> TASK DETAILS
Your task is to locate every line holding the string "Painting" and to copy each of them.

Data entries:
-- start --

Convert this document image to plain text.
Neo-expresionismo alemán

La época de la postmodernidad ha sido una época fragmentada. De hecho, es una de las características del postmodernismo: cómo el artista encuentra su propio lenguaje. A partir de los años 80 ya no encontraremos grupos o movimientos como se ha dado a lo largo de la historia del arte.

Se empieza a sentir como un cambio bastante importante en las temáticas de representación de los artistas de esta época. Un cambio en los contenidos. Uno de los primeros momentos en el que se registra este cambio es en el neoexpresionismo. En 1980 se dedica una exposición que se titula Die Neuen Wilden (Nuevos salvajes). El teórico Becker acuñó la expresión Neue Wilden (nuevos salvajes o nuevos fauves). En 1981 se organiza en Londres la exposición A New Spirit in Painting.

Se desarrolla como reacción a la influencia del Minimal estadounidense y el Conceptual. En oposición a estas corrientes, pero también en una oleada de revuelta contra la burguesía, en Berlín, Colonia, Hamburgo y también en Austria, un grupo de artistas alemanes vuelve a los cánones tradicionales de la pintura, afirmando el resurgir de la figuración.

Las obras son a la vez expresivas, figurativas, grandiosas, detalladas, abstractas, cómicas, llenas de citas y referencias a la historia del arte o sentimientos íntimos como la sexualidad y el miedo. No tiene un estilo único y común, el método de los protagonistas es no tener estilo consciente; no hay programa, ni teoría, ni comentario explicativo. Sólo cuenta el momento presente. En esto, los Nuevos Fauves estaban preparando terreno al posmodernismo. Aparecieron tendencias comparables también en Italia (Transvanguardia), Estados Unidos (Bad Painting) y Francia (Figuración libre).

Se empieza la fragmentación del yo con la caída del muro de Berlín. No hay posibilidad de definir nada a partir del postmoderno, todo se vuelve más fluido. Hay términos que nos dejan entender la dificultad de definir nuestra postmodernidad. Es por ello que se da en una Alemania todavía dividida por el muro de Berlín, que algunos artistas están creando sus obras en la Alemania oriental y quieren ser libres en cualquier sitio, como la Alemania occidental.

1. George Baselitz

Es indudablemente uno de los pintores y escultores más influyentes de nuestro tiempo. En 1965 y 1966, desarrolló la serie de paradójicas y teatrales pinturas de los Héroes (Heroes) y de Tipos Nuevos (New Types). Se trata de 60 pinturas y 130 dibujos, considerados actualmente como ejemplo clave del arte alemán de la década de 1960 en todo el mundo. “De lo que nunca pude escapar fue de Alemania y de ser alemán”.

-- end --

> SOLVED EXERCISE
Se empieza a sentir como un cambio bastante importante en las temáticas de representación de los artistas de esta época. Un cambio en los contenidos. Uno de los primeros momentos en el que se registra este cambio es en el neoexpresionismo. En 1980 se dedica una exposición que se titula Die Neuen Wilden (Nuevos salvajes). El teórico Becker acuñó la expresión Neue Wilden (nuevos salvajes o nuevos fauves). En 1981 se organiza en Londres la exposición A New Spirit in Painting.
Las obras son a la vez expresivas, figurativas, grandiosas, detalladas, abstractas, cómicas, llenas de citas y referencias a la historia del arte o sentimientos íntimos como la sexualidad y el miedo. No tiene un estilo único y común, el método de los protagonistas es no tener estilo consciente; no hay programa, ni teoría, ni comentario explicativo. Sólo cuenta el momento presente. En esto, los Nuevos Fauves estaban preparando terreno al posmodernismo. Aparecieron tendencias comparables también en Italia (Transvanguardia), Estados Unidos (Bad Painting) y Francia (Figuración libre).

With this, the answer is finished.